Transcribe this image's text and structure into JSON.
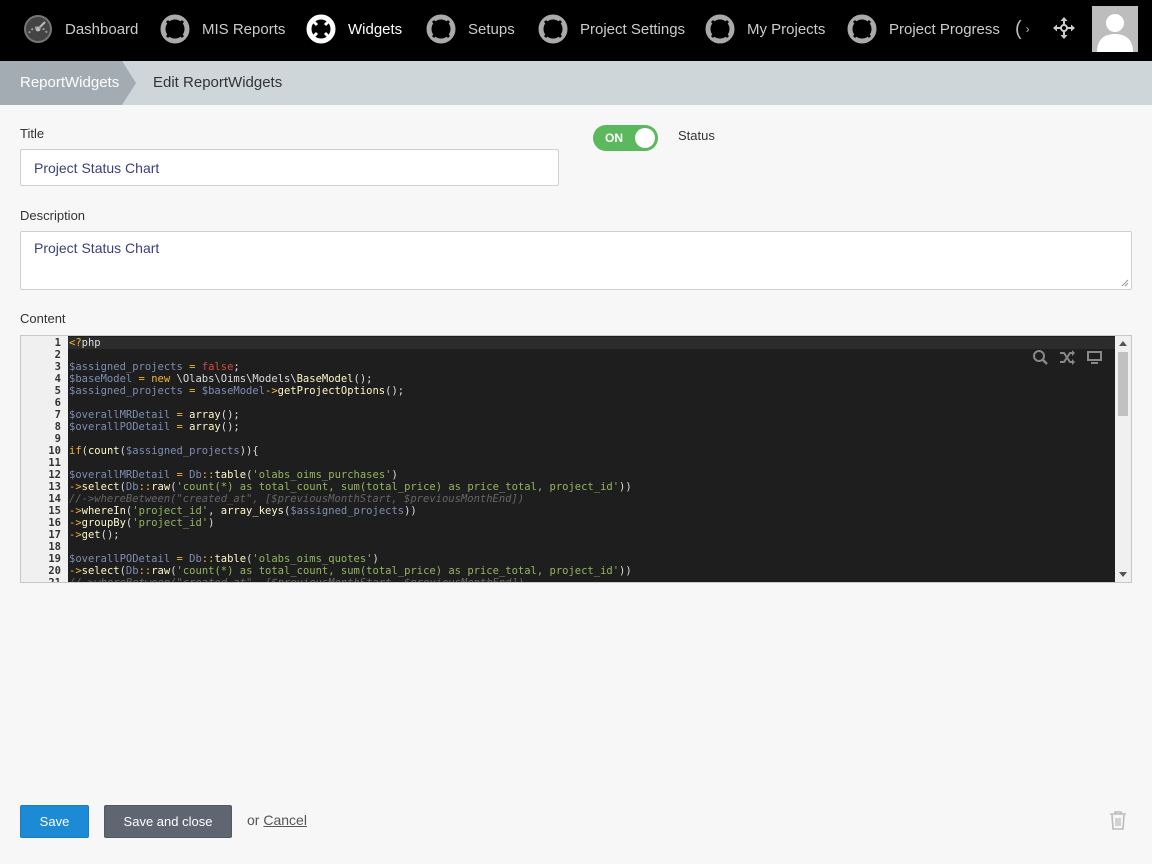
{
  "nav": {
    "items": [
      {
        "label": "Dashboard",
        "icon": "speedometer-icon"
      },
      {
        "label": "MIS Reports",
        "icon": "lifebuoy-icon"
      },
      {
        "label": "Widgets",
        "icon": "lifebuoy-icon",
        "active": true
      },
      {
        "label": "Setups",
        "icon": "lifebuoy-icon"
      },
      {
        "label": "Project Settings",
        "icon": "lifebuoy-icon"
      },
      {
        "label": "My Projects",
        "icon": "lifebuoy-icon"
      },
      {
        "label": "Project Progress",
        "icon": "lifebuoy-icon"
      }
    ],
    "overflow_glyph": "(",
    "overflow_arrow": "›"
  },
  "breadcrumb": {
    "parent": "ReportWidgets",
    "current": "Edit ReportWidgets"
  },
  "form": {
    "title_label": "Title",
    "title_value": "Project Status Chart",
    "status_label": "Status",
    "status_toggle": "ON",
    "description_label": "Description",
    "description_value": "Project Status Chart",
    "content_label": "Content"
  },
  "editor": {
    "lines": [
      {
        "n": "1",
        "t": "<?php"
      },
      {
        "n": "2",
        "t": ""
      },
      {
        "n": "3",
        "t": "$assigned_projects = false;"
      },
      {
        "n": "4",
        "t": "$baseModel = new \\Olabs\\Oims\\Models\\BaseModel();"
      },
      {
        "n": "5",
        "t": "$assigned_projects = $baseModel->getProjectOptions();"
      },
      {
        "n": "6",
        "t": ""
      },
      {
        "n": "7",
        "t": "$overallMRDetail = array();"
      },
      {
        "n": "8",
        "t": "$overallPODetail = array();"
      },
      {
        "n": "9",
        "t": ""
      },
      {
        "n": "10",
        "t": "if(count($assigned_projects)){"
      },
      {
        "n": "11",
        "t": ""
      },
      {
        "n": "12",
        "t": "$overallMRDetail = Db::table('olabs_oims_purchases')"
      },
      {
        "n": "13",
        "t": "->select(Db::raw('count(*) as total_count, sum(total_price) as price_total, project_id'))"
      },
      {
        "n": "14",
        "t": "//->whereBetween(\"created_at\", [$previousMonthStart, $previousMonthEnd])"
      },
      {
        "n": "15",
        "t": "->whereIn('project_id', array_keys($assigned_projects))"
      },
      {
        "n": "16",
        "t": "->groupBy('project_id')"
      },
      {
        "n": "17",
        "t": "->get();"
      },
      {
        "n": "18",
        "t": ""
      },
      {
        "n": "19",
        "t": "$overallPODetail = Db::table('olabs_oims_quotes')"
      },
      {
        "n": "20",
        "t": "->select(Db::raw('count(*) as total_count, sum(total_price) as price_total, project_id'))"
      },
      {
        "n": "21",
        "t": "//->whereBetween(\"created_at\", [$previousMonthStart, $previousMonthEnd])"
      }
    ]
  },
  "actions": {
    "save": "Save",
    "save_close": "Save and close",
    "or": "or",
    "cancel": "Cancel"
  },
  "colors": {
    "nav_bg": "#000000",
    "crumb_bg": "#cfd6da",
    "crumb_active": "#a4acb3",
    "toggle_on": "#5cb85c",
    "save_btn": "#1c8ad4",
    "save_close_btn": "#5f6571"
  }
}
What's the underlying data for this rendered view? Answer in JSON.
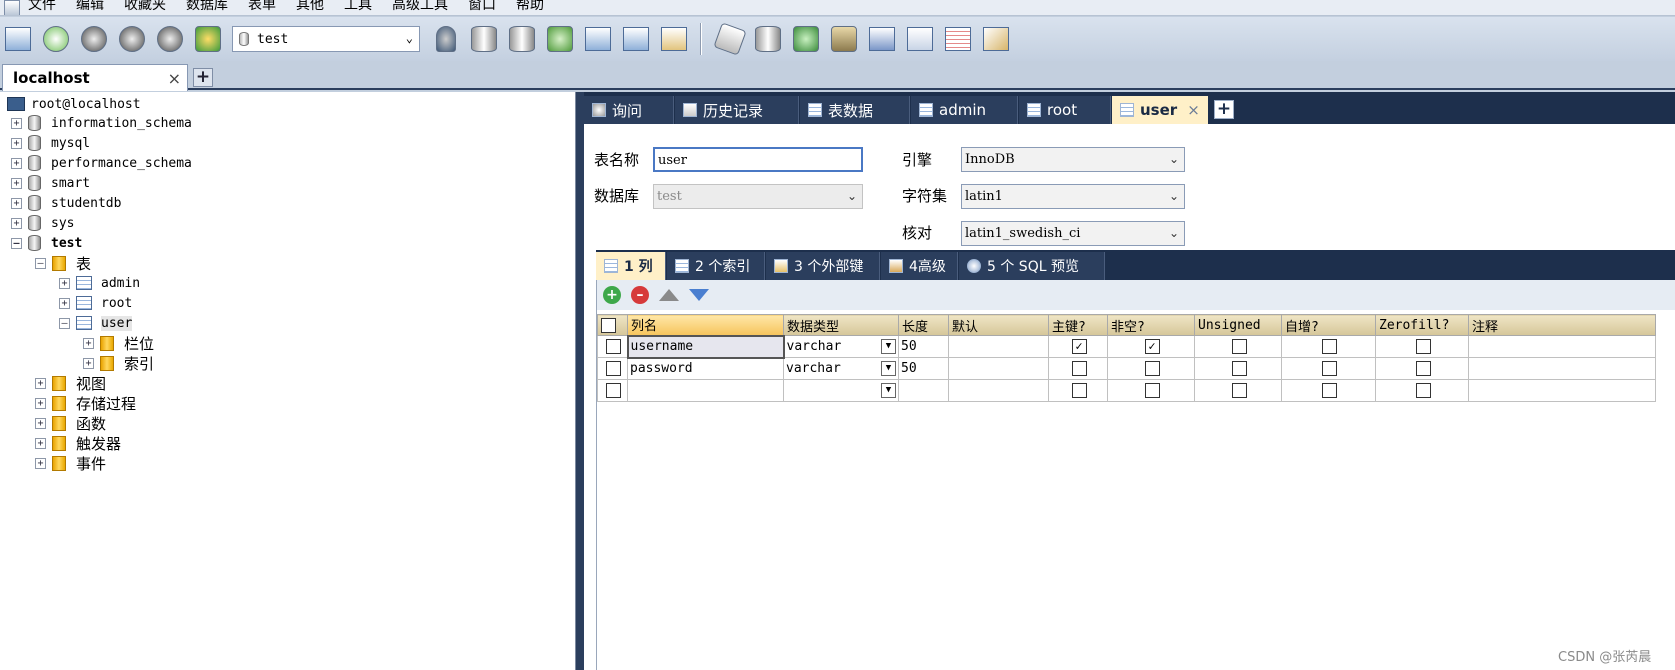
{
  "menu": [
    "文件",
    "编辑",
    "收藏夹",
    "数据库",
    "表单",
    "其他",
    "工具",
    "高级工具",
    "窗口",
    "帮助"
  ],
  "toolbar": {
    "db_selector_value": "test"
  },
  "connection_tab": {
    "label": "localhost"
  },
  "tree": {
    "root": "root@localhost",
    "databases": [
      "information_schema",
      "mysql",
      "performance_schema",
      "smart",
      "studentdb",
      "sys"
    ],
    "active_db": "test",
    "tables_folder": "表",
    "tables": [
      "admin",
      "root",
      "user"
    ],
    "user_children": [
      "栏位",
      "索引"
    ],
    "other_folders": [
      "视图",
      "存储过程",
      "函数",
      "触发器",
      "事件"
    ]
  },
  "object_tabs": [
    "询问",
    "历史记录",
    "表数据",
    "admin",
    "root",
    "user"
  ],
  "form": {
    "table_name_label": "表名称",
    "table_name_value": "user",
    "database_label": "数据库",
    "database_value": "test",
    "engine_label": "引擎",
    "engine_value": "InnoDB",
    "charset_label": "字符集",
    "charset_value": "latin1",
    "collation_label": "核对",
    "collation_value": "latin1_swedish_ci"
  },
  "sub_tabs": [
    "1 列",
    "2 个索引",
    "3 个外部键",
    "4高级",
    "5 个 SQL 预览"
  ],
  "columns_grid": {
    "headers": [
      "列名",
      "数据类型",
      "长度",
      "默认",
      "主键?",
      "非空?",
      "Unsigned",
      "自增?",
      "Zerofill?",
      "注释"
    ],
    "rows": [
      {
        "name": "username",
        "type": "varchar",
        "length": "50",
        "pk": true,
        "notnull": true
      },
      {
        "name": "password",
        "type": "varchar",
        "length": "50",
        "pk": false,
        "notnull": false
      },
      {
        "name": "",
        "type": "",
        "length": "",
        "pk": false,
        "notnull": false
      }
    ]
  },
  "watermark": "CSDN @张芮晨"
}
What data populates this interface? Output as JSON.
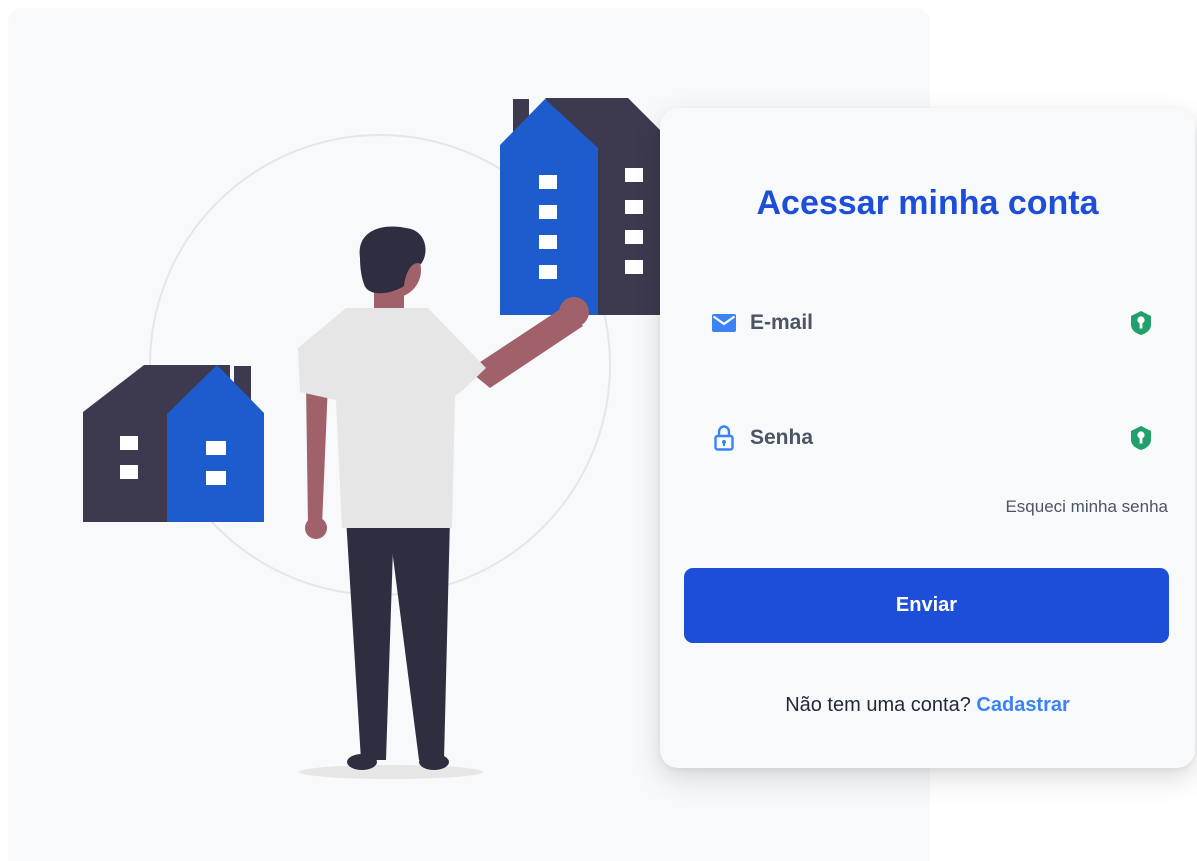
{
  "login": {
    "title": "Acessar minha conta",
    "email_placeholder": "E-mail",
    "password_placeholder": "Senha",
    "forgot_password": "Esqueci minha senha",
    "submit_label": "Enviar",
    "signup_prompt": "Não tem uma conta?",
    "signup_link": "Cadastrar"
  },
  "icons": {
    "email": "envelope-icon",
    "password": "lock-icon",
    "password_manager": "key-shield-icon"
  },
  "colors": {
    "accent": "#1d4ed8",
    "link": "#3b82f6",
    "house_blue": "#1e5bcc",
    "house_dark": "#3d3a4f",
    "key_green": "#22a06b"
  }
}
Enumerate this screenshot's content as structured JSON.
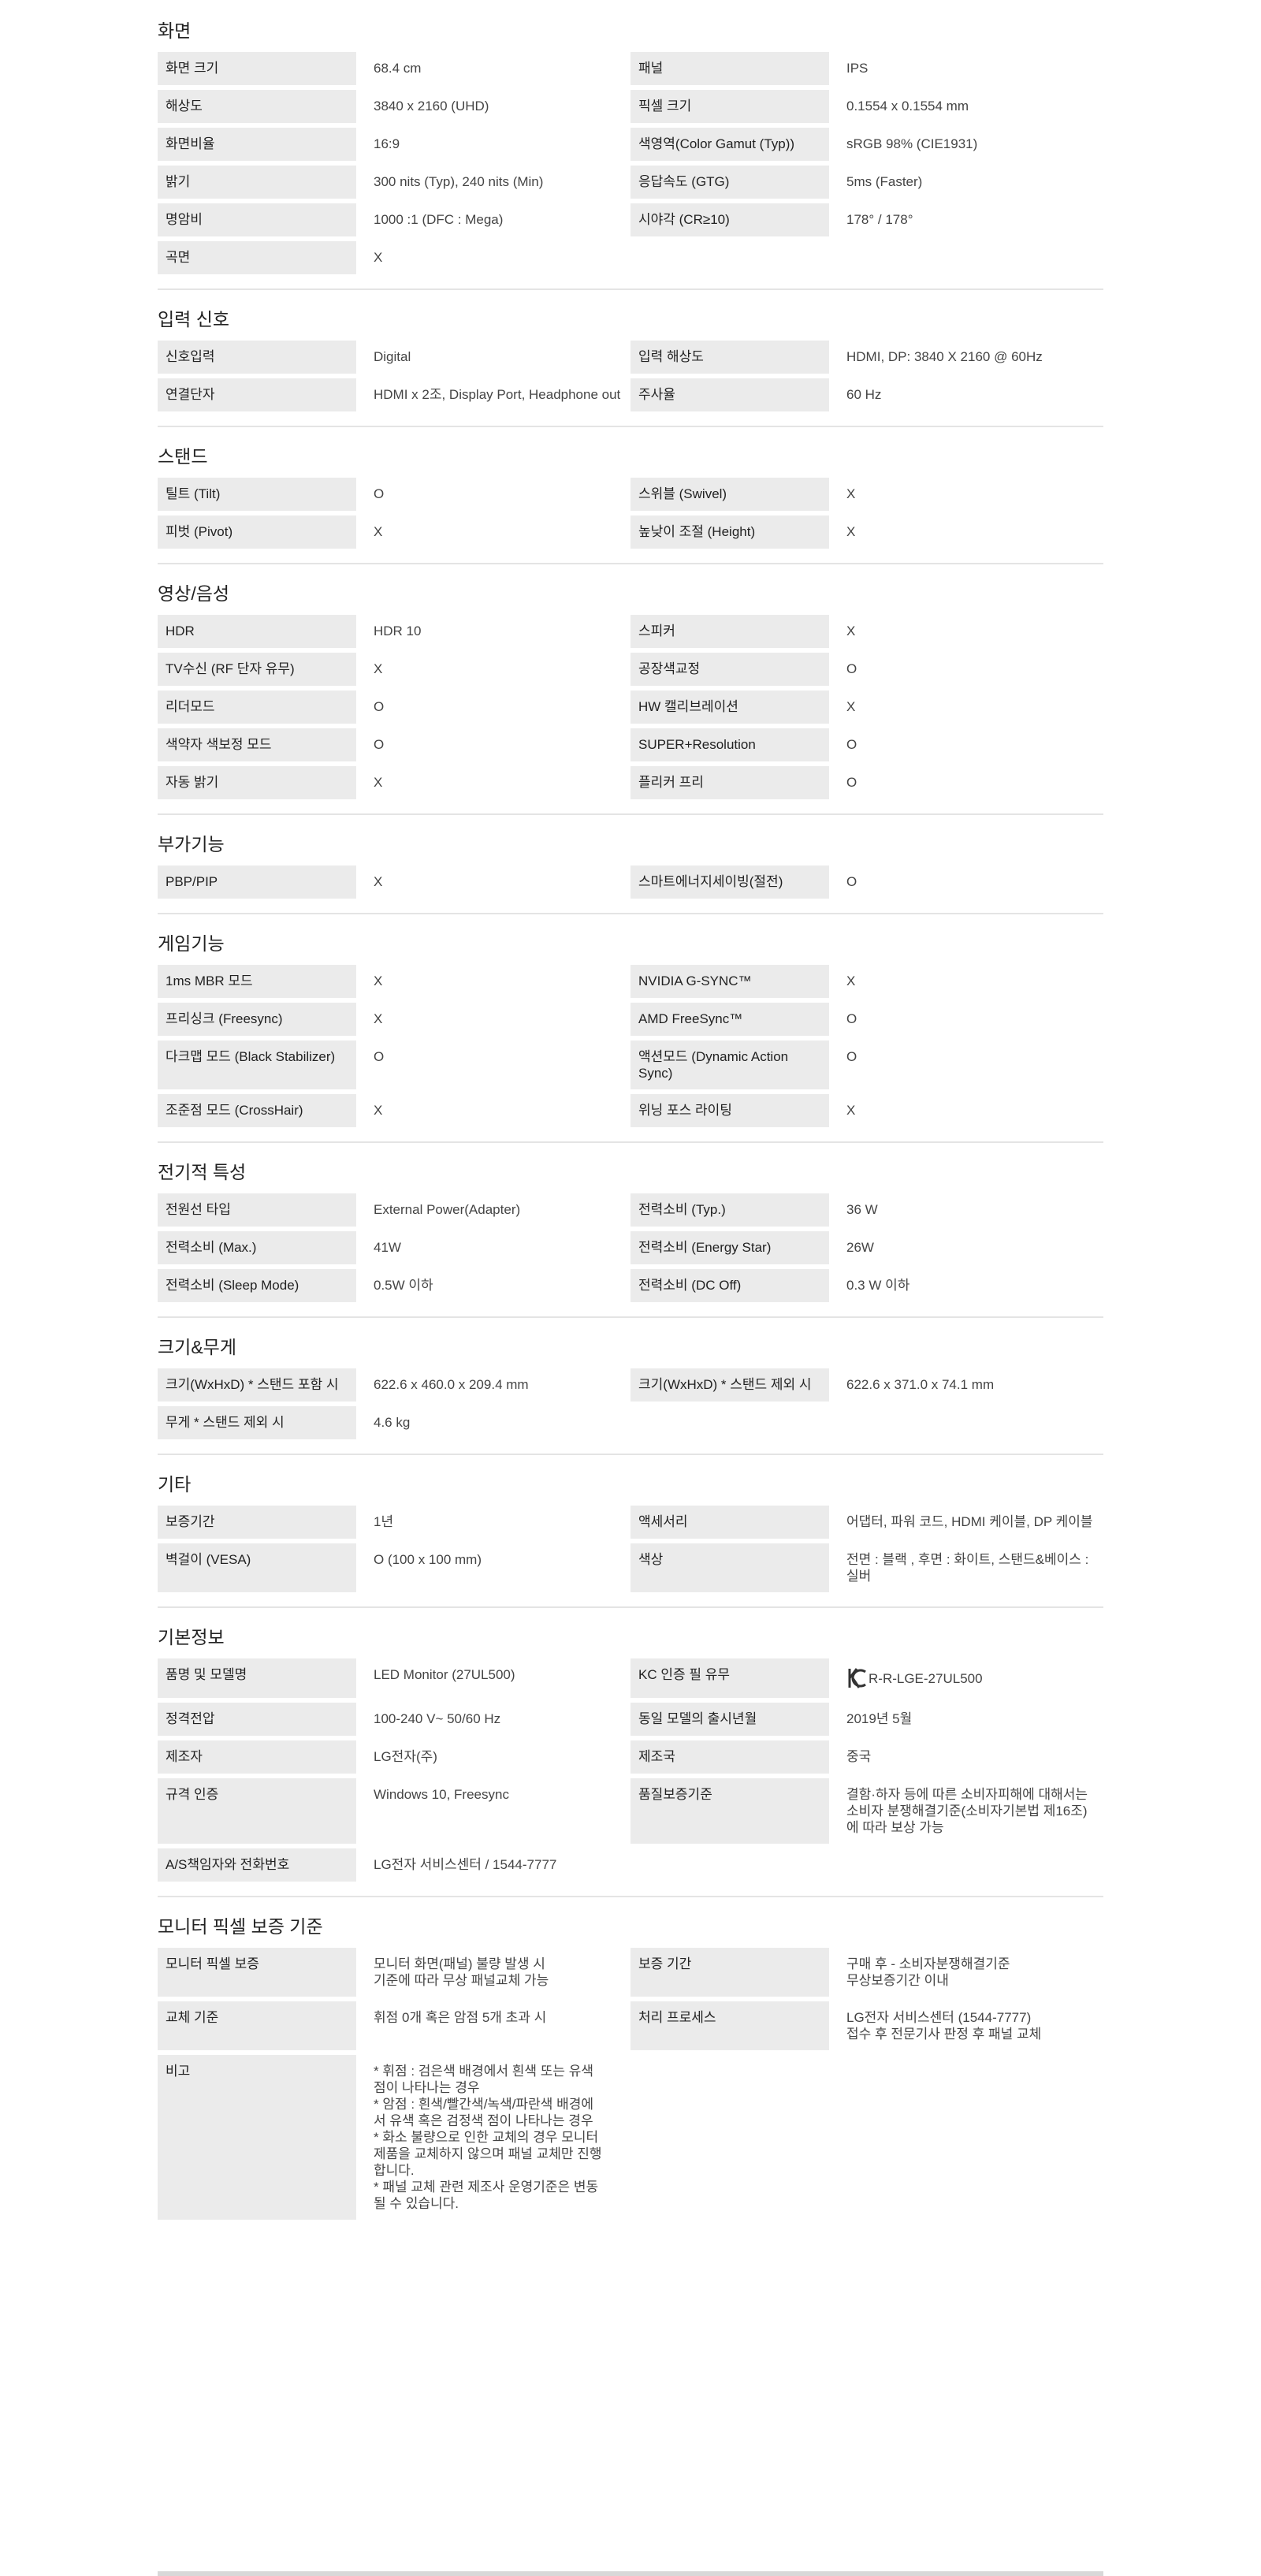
○ ○ ○ ○ ○
WHAT YOU HAVE TO DO: Filter the entries down to the lines containing "this". Copy each of those lines.

COMPLETED TASK:
Transcribe this image's text and structure into JSON.
What's the underlying data for this rendered view? Answer in JSON.
What data populates this interface? Output as JSON.
Enumerate this screenshot's content as structured JSON.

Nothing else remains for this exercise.